### Working data:

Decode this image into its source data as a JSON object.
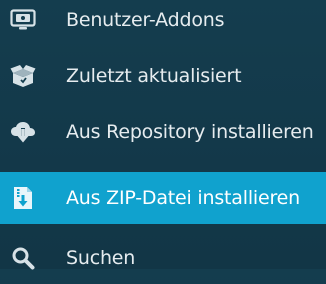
{
  "menu": {
    "items": [
      {
        "label": "Benutzer-Addons",
        "icon": "monitor-icon",
        "selected": false
      },
      {
        "label": "Zuletzt aktualisiert",
        "icon": "open-box-icon",
        "selected": false
      },
      {
        "label": "Aus Repository installieren",
        "icon": "cloud-download-icon",
        "selected": false
      },
      {
        "label": "Aus ZIP-Datei installieren",
        "icon": "zip-file-download-icon",
        "selected": true
      },
      {
        "label": "Suchen",
        "icon": "search-icon",
        "selected": false
      }
    ]
  },
  "colors": {
    "background": "#13394a",
    "selected_background": "#10a2ce",
    "text": "#e6ecef",
    "icon": "#d7e2e7"
  }
}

### Instructions to follow:
Reproduce every line above as written, skipping pictures.

### Written response:
Decode this image into its source data as a JSON object.
{
  "menu": {
    "items": [
      {
        "label": "Benutzer-Addons",
        "icon": "monitor-icon",
        "selected": false
      },
      {
        "label": "Zuletzt aktualisiert",
        "icon": "open-box-icon",
        "selected": false
      },
      {
        "label": "Aus Repository installieren",
        "icon": "cloud-download-icon",
        "selected": false
      },
      {
        "label": "Aus ZIP-Datei installieren",
        "icon": "zip-file-download-icon",
        "selected": true
      },
      {
        "label": "Suchen",
        "icon": "search-icon",
        "selected": false
      }
    ]
  },
  "colors": {
    "background": "#13394a",
    "selected_background": "#10a2ce",
    "text": "#e6ecef",
    "icon": "#d7e2e7"
  }
}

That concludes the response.